▶ _Given records_:
(begin)

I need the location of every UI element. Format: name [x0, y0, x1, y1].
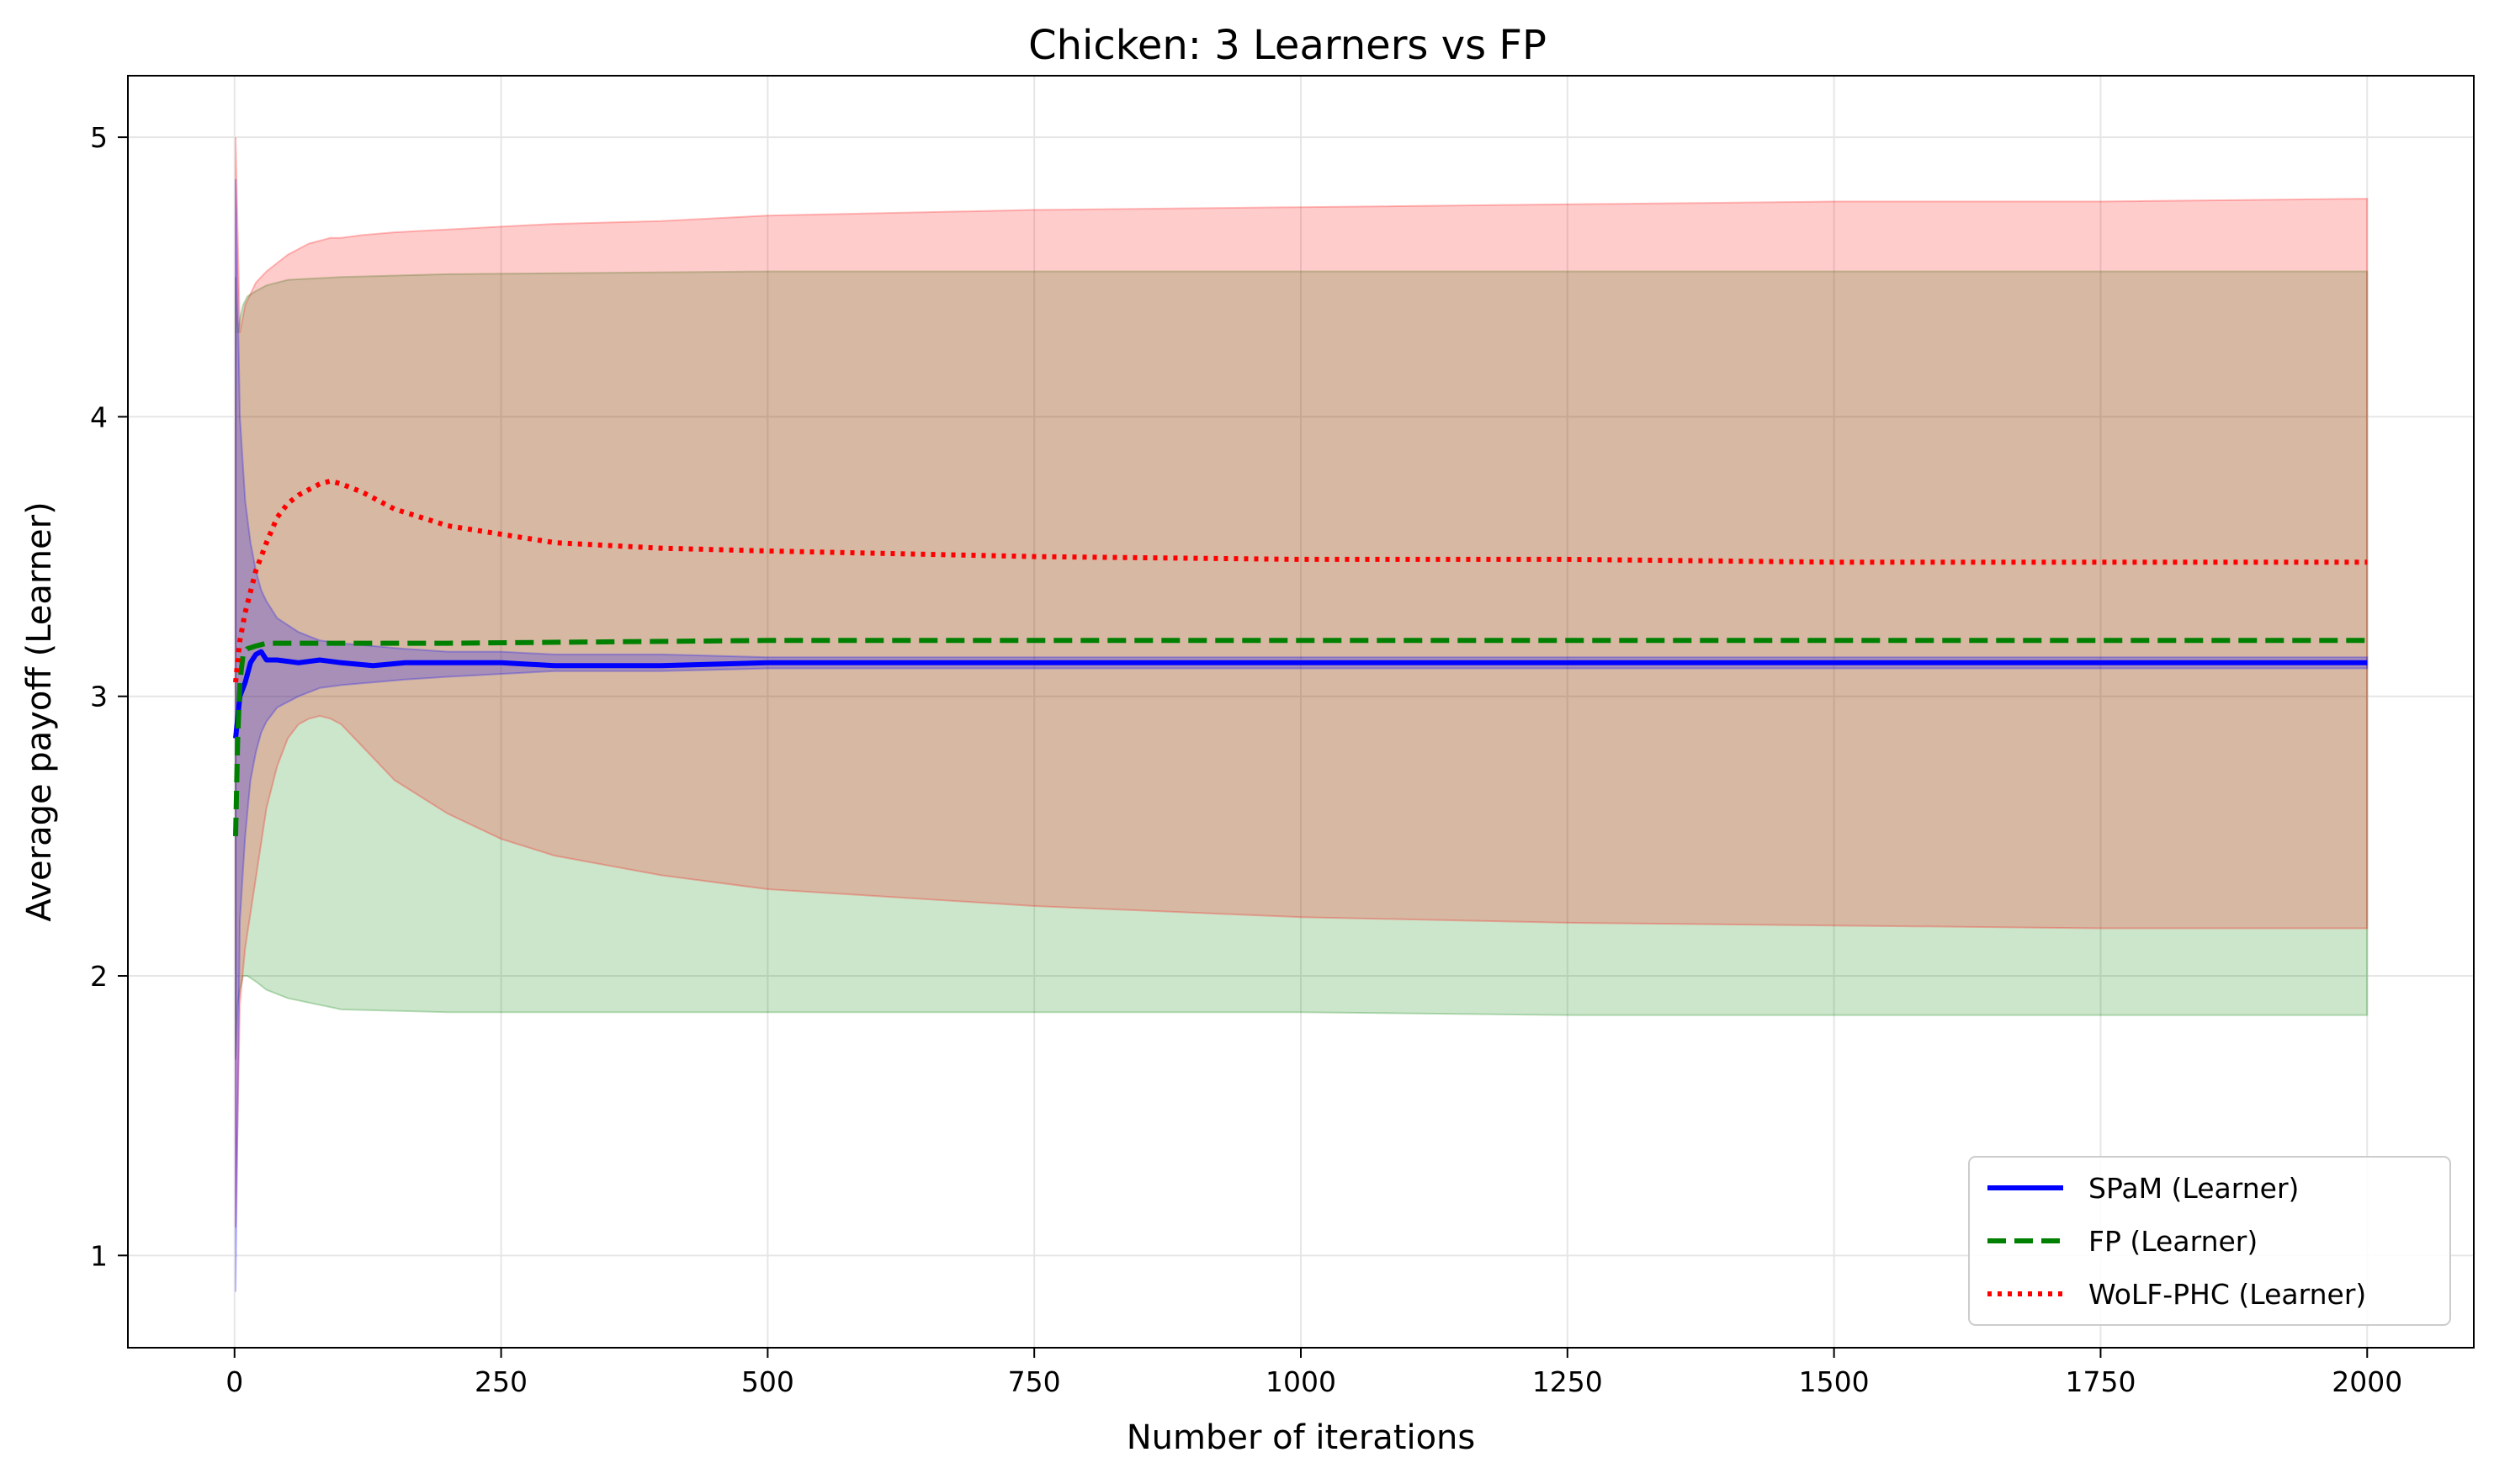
y-tick-label: 1 — [90, 1239, 108, 1272]
x-axis-label: Number of iterations — [1127, 1418, 1476, 1457]
y-axis-ticks: 1 2 3 4 5 — [90, 121, 128, 1272]
x-tick-label: 1000 — [1266, 1365, 1336, 1398]
series-lines — [233, 478, 2368, 836]
x-tick-label: 250 — [475, 1365, 528, 1398]
x-tick-label: 0 — [226, 1365, 243, 1398]
y-tick-label: 3 — [90, 681, 108, 713]
confidence-bands — [235, 137, 2369, 1292]
line-wolf-phc — [233, 478, 2368, 683]
line-fp — [233, 638, 2368, 836]
band-wolf-phc — [235, 137, 2369, 1228]
x-tick-label: 500 — [741, 1365, 794, 1398]
line-spam — [233, 649, 2368, 739]
y-tick-label: 2 — [90, 960, 108, 993]
x-tick-label: 2000 — [2332, 1365, 2402, 1398]
x-axis-ticks: 0 250 500 750 1000 1250 1500 1750 2000 — [226, 1348, 2402, 1398]
band-spam — [235, 178, 2369, 1292]
chart-title: Chicken: 3 Learners vs FP — [1028, 22, 1547, 69]
x-tick-label: 750 — [1008, 1365, 1061, 1398]
x-tick-label: 1750 — [2065, 1365, 2136, 1398]
legend-label-fp: FP (Learner) — [2088, 1225, 2258, 1258]
y-tick-label: 5 — [90, 121, 108, 154]
legend-label-spam: SPaM (Learner) — [2088, 1172, 2299, 1205]
y-tick-label: 4 — [90, 400, 108, 433]
x-tick-label: 1250 — [1532, 1365, 1603, 1398]
legend-box — [1968, 1156, 2451, 1326]
legend-label-wolf-phc: WoLF-PHC (Learner) — [2088, 1278, 2366, 1311]
legend: SPaM (Learner) FP (Learner) WoLF-PHC (Le… — [1968, 1156, 2451, 1326]
band-fp — [235, 270, 2369, 1060]
y-axis-label: Average payoff (Learner) — [20, 501, 59, 921]
x-tick-label: 1500 — [1799, 1365, 1870, 1398]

(end)

▶ _Instruction_:
Reproduce the material above line for line, without any alteration, omitting the picture.

▶ _Task result_:
I need the location of every UI element. Format: name [x0, y0, x1, y1].
y-tick-label: 1 — [90, 1239, 108, 1272]
x-axis-label: Number of iterations — [1127, 1418, 1476, 1457]
y-axis-ticks: 1 2 3 4 5 — [90, 121, 128, 1272]
x-tick-label: 1000 — [1266, 1365, 1336, 1398]
series-lines — [233, 478, 2368, 836]
x-tick-label: 250 — [475, 1365, 528, 1398]
x-tick-label: 0 — [226, 1365, 243, 1398]
y-tick-label: 3 — [90, 681, 108, 713]
confidence-bands — [235, 137, 2369, 1292]
line-wolf-phc — [233, 478, 2368, 683]
line-fp — [233, 638, 2368, 836]
band-wolf-phc — [235, 137, 2369, 1228]
x-tick-label: 500 — [741, 1365, 794, 1398]
line-spam — [233, 649, 2368, 739]
y-tick-label: 2 — [90, 960, 108, 993]
x-tick-label: 2000 — [2332, 1365, 2402, 1398]
x-axis-ticks: 0 250 500 750 1000 1250 1500 1750 2000 — [226, 1348, 2402, 1398]
band-spam — [235, 178, 2369, 1292]
chart-title: Chicken: 3 Learners vs FP — [1028, 22, 1547, 69]
x-tick-label: 750 — [1008, 1365, 1061, 1398]
x-tick-label: 1750 — [2065, 1365, 2136, 1398]
legend-label-fp: FP (Learner) — [2088, 1225, 2258, 1258]
y-tick-label: 5 — [90, 121, 108, 154]
legend-label-spam: SPaM (Learner) — [2088, 1172, 2299, 1205]
y-tick-label: 4 — [90, 400, 108, 433]
x-tick-label: 1250 — [1532, 1365, 1603, 1398]
legend-box — [1968, 1156, 2451, 1326]
legend-label-wolf-phc: WoLF-PHC (Learner) — [2088, 1278, 2366, 1311]
legend: SPaM (Learner) FP (Learner) WoLF-PHC (Le… — [1968, 1156, 2451, 1326]
band-fp — [235, 270, 2369, 1060]
y-axis-label: Average payoff (Learner) — [20, 501, 59, 921]
x-tick-label: 1500 — [1799, 1365, 1870, 1398]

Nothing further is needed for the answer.